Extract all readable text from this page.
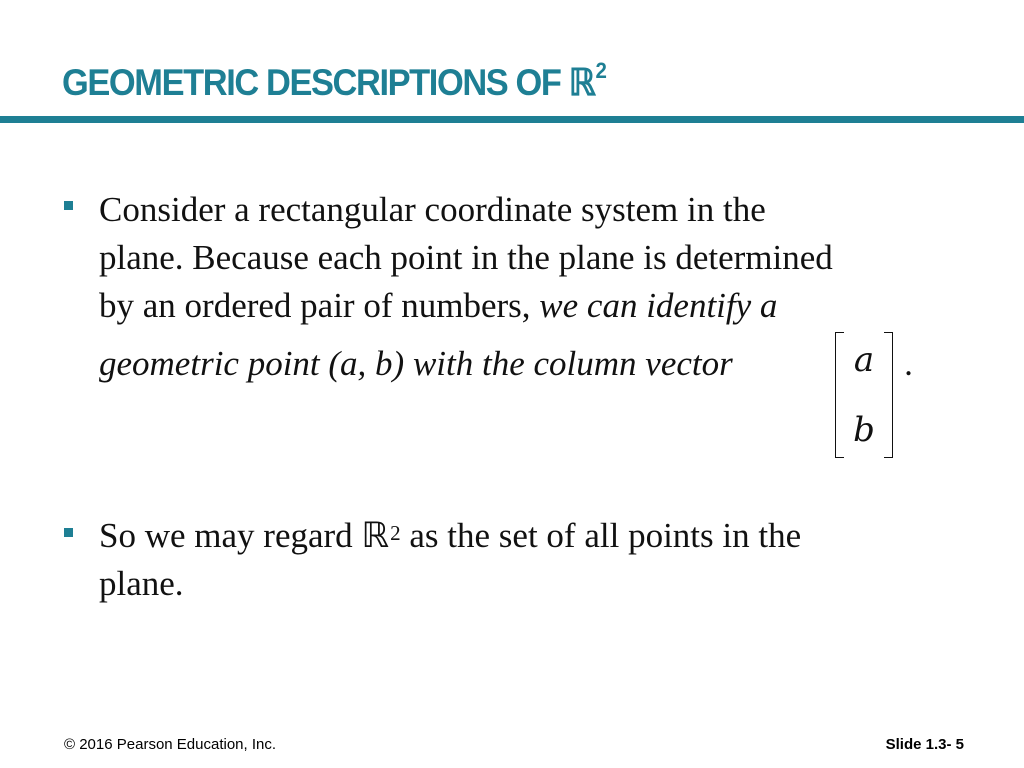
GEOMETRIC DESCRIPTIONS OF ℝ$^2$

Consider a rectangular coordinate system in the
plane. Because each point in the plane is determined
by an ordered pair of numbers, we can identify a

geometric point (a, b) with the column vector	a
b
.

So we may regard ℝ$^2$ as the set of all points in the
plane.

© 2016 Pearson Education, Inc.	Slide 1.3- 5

==

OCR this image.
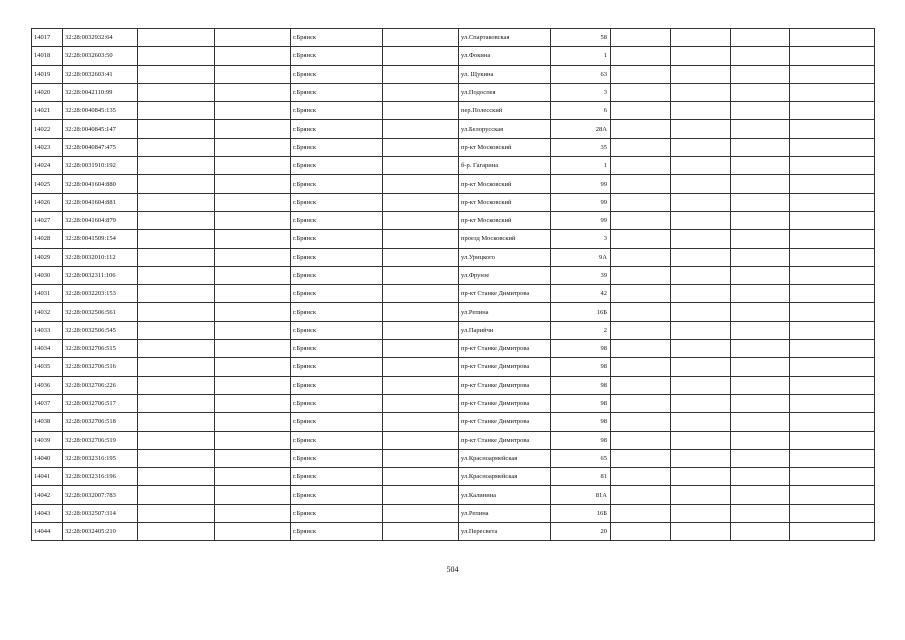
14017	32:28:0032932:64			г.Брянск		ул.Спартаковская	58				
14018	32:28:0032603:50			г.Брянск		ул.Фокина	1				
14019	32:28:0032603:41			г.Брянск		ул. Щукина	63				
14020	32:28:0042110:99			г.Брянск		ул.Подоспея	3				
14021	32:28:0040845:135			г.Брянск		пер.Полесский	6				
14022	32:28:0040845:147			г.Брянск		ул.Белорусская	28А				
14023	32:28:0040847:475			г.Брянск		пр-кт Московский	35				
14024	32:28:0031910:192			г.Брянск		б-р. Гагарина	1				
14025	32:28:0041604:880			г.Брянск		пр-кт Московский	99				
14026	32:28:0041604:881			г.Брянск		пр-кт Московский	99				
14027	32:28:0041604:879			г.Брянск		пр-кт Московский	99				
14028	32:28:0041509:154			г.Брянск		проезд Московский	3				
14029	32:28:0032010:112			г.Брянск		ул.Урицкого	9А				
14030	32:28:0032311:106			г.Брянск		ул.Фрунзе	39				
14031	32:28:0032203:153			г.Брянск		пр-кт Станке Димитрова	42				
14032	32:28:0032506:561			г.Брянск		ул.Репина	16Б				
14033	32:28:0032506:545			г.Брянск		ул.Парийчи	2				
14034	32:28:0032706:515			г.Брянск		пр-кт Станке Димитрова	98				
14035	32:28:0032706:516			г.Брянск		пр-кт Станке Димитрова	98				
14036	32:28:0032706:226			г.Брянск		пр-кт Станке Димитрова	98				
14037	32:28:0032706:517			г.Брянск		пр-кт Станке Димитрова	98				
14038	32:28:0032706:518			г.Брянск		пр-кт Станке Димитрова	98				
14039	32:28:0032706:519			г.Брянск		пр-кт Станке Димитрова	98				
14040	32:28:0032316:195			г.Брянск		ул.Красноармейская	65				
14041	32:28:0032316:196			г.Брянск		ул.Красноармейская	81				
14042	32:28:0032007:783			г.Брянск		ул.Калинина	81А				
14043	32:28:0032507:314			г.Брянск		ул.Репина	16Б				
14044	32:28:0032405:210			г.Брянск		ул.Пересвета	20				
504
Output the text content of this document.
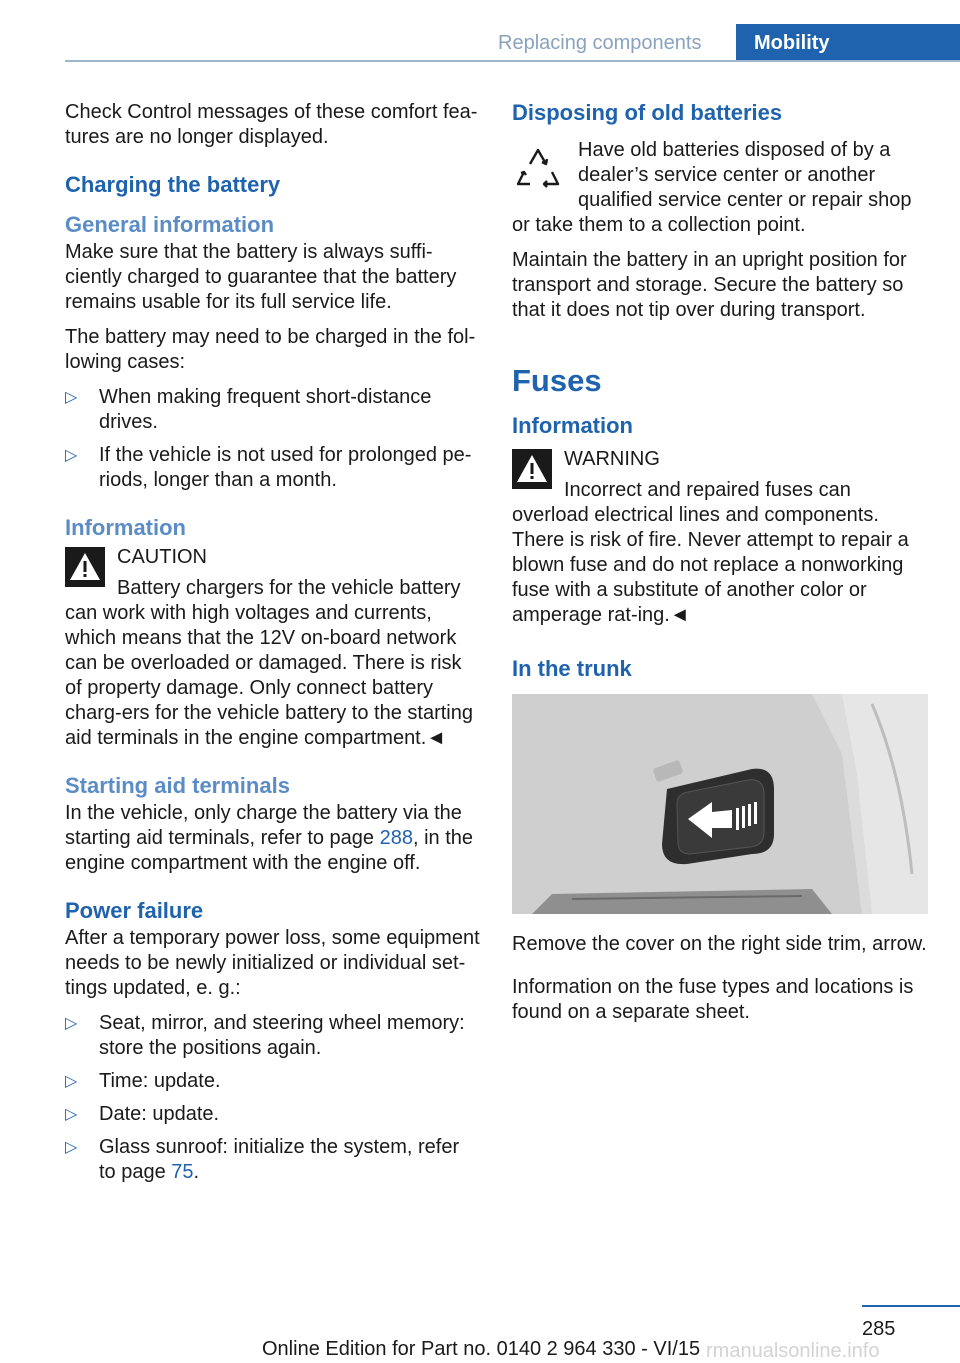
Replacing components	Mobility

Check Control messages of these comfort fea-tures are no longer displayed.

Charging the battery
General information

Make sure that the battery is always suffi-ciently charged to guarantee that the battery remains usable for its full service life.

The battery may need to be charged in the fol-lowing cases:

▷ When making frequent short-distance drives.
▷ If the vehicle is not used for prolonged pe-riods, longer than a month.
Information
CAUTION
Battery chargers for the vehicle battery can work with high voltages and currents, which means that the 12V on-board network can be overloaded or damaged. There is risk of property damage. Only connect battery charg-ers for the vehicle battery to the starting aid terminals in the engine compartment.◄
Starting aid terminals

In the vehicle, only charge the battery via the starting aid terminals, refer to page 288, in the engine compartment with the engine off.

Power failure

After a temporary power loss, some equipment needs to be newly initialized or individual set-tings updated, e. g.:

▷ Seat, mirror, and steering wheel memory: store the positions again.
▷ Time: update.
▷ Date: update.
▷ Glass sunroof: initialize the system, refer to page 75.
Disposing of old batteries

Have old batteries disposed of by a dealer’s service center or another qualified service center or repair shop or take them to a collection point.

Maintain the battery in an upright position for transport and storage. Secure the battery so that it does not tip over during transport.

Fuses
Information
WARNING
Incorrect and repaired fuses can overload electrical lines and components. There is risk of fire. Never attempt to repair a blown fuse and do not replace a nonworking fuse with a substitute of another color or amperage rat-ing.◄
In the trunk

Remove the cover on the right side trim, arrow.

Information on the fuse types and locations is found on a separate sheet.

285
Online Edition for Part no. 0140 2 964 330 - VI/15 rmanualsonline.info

What the task requires >> Where a line in the entries holds the word "system", copy that line.

The result >>
Consider a rectangular coordinate system in the
▷ Glass sunroof: initialize the system, refer to page 75.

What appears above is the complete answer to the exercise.